Aim of the task:
Copy the data that follows, character for character, minus the pictures.
** start of Data provided **
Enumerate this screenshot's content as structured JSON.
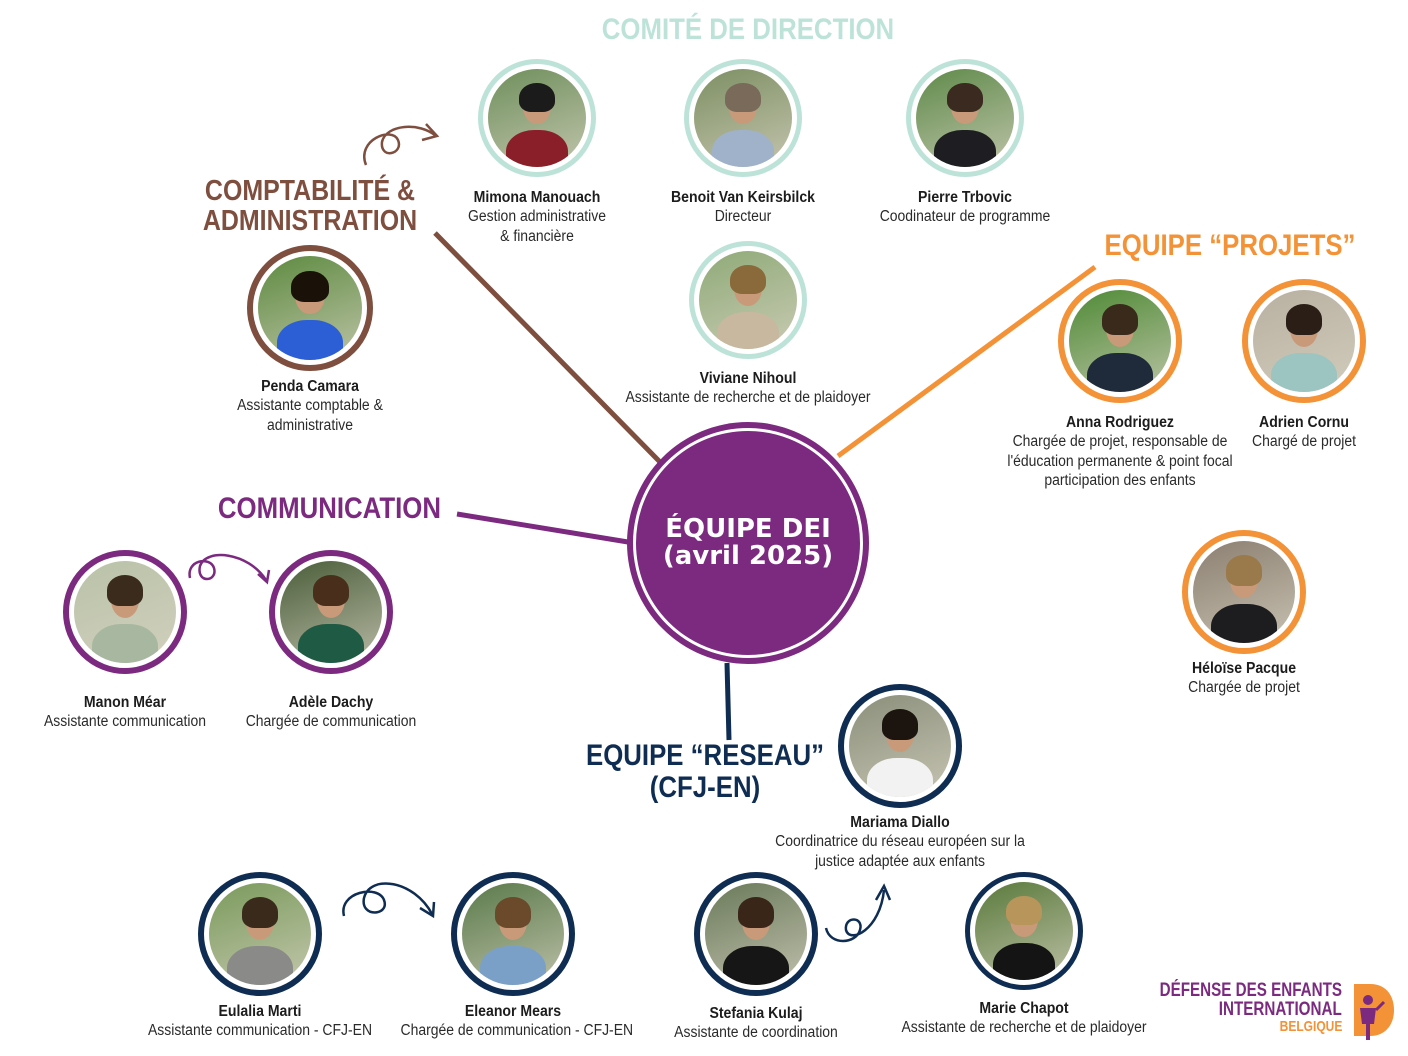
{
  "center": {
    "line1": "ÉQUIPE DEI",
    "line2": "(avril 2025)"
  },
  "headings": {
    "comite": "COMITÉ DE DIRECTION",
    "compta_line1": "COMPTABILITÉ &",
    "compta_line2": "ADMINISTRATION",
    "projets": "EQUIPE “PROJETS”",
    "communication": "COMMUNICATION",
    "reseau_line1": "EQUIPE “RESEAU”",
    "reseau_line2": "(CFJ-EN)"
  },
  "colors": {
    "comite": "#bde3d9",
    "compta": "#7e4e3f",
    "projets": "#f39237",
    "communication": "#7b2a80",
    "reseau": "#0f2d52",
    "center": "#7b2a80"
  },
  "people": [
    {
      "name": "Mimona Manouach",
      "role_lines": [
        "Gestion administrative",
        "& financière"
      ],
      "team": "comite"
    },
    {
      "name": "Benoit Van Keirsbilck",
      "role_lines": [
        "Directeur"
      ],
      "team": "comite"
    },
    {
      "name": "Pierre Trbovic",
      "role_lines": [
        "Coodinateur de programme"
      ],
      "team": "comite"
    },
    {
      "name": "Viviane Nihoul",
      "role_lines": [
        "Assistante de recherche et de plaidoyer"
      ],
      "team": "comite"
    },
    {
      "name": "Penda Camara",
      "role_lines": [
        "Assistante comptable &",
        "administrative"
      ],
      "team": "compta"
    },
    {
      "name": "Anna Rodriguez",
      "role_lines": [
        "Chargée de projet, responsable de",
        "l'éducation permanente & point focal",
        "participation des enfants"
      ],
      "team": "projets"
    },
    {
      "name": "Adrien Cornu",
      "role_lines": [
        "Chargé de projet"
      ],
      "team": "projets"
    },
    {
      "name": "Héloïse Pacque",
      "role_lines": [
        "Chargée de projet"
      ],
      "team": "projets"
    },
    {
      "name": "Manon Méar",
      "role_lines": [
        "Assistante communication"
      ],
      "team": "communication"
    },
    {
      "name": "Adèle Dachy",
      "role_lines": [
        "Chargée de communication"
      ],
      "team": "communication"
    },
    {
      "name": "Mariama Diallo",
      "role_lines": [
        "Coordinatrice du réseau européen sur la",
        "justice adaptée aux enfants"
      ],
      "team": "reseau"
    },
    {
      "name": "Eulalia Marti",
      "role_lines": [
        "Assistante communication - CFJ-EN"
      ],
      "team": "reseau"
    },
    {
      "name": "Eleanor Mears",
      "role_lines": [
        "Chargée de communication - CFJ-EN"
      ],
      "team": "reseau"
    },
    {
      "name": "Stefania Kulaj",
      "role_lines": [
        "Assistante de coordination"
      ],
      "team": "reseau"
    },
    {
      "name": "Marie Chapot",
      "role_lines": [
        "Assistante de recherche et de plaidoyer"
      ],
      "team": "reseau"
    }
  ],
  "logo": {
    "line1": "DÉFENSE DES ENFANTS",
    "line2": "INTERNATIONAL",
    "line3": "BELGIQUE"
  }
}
** end of Data provided **
The solution:
Enumerate this screenshot's content as structured JSON.
{
  "center": {
    "line1": "ÉQUIPE DEI",
    "line2": "(avril 2025)"
  },
  "headings": {
    "comite": "COMITÉ DE DIRECTION",
    "compta_line1": "COMPTABILITÉ &",
    "compta_line2": "ADMINISTRATION",
    "projets": "EQUIPE “PROJETS”",
    "communication": "COMMUNICATION",
    "reseau_line1": "EQUIPE “RESEAU”",
    "reseau_line2": "(CFJ-EN)"
  },
  "colors": {
    "comite": "#bde3d9",
    "compta": "#7e4e3f",
    "projets": "#f39237",
    "communication": "#7b2a80",
    "reseau": "#0f2d52",
    "center": "#7b2a80"
  },
  "people": [
    {
      "name": "Mimona Manouach",
      "role_lines": [
        "Gestion administrative",
        "& financière"
      ],
      "team": "comite"
    },
    {
      "name": "Benoit Van Keirsbilck",
      "role_lines": [
        "Directeur"
      ],
      "team": "comite"
    },
    {
      "name": "Pierre Trbovic",
      "role_lines": [
        "Coodinateur de programme"
      ],
      "team": "comite"
    },
    {
      "name": "Viviane Nihoul",
      "role_lines": [
        "Assistante de recherche et de plaidoyer"
      ],
      "team": "comite"
    },
    {
      "name": "Penda Camara",
      "role_lines": [
        "Assistante comptable &",
        "administrative"
      ],
      "team": "compta"
    },
    {
      "name": "Anna Rodriguez",
      "role_lines": [
        "Chargée de projet, responsable de",
        "l'éducation permanente & point focal",
        "participation des enfants"
      ],
      "team": "projets"
    },
    {
      "name": "Adrien Cornu",
      "role_lines": [
        "Chargé de projet"
      ],
      "team": "projets"
    },
    {
      "name": "Héloïse Pacque",
      "role_lines": [
        "Chargée de projet"
      ],
      "team": "projets"
    },
    {
      "name": "Manon Méar",
      "role_lines": [
        "Assistante communication"
      ],
      "team": "communication"
    },
    {
      "name": "Adèle Dachy",
      "role_lines": [
        "Chargée de communication"
      ],
      "team": "communication"
    },
    {
      "name": "Mariama Diallo",
      "role_lines": [
        "Coordinatrice du réseau européen sur la",
        "justice adaptée aux enfants"
      ],
      "team": "reseau"
    },
    {
      "name": "Eulalia Marti",
      "role_lines": [
        "Assistante communication - CFJ-EN"
      ],
      "team": "reseau"
    },
    {
      "name": "Eleanor Mears",
      "role_lines": [
        "Chargée de communication - CFJ-EN"
      ],
      "team": "reseau"
    },
    {
      "name": "Stefania Kulaj",
      "role_lines": [
        "Assistante de coordination"
      ],
      "team": "reseau"
    },
    {
      "name": "Marie Chapot",
      "role_lines": [
        "Assistante de recherche et de plaidoyer"
      ],
      "team": "reseau"
    }
  ],
  "logo": {
    "line1": "DÉFENSE DES ENFANTS",
    "line2": "INTERNATIONAL",
    "line3": "BELGIQUE"
  }
}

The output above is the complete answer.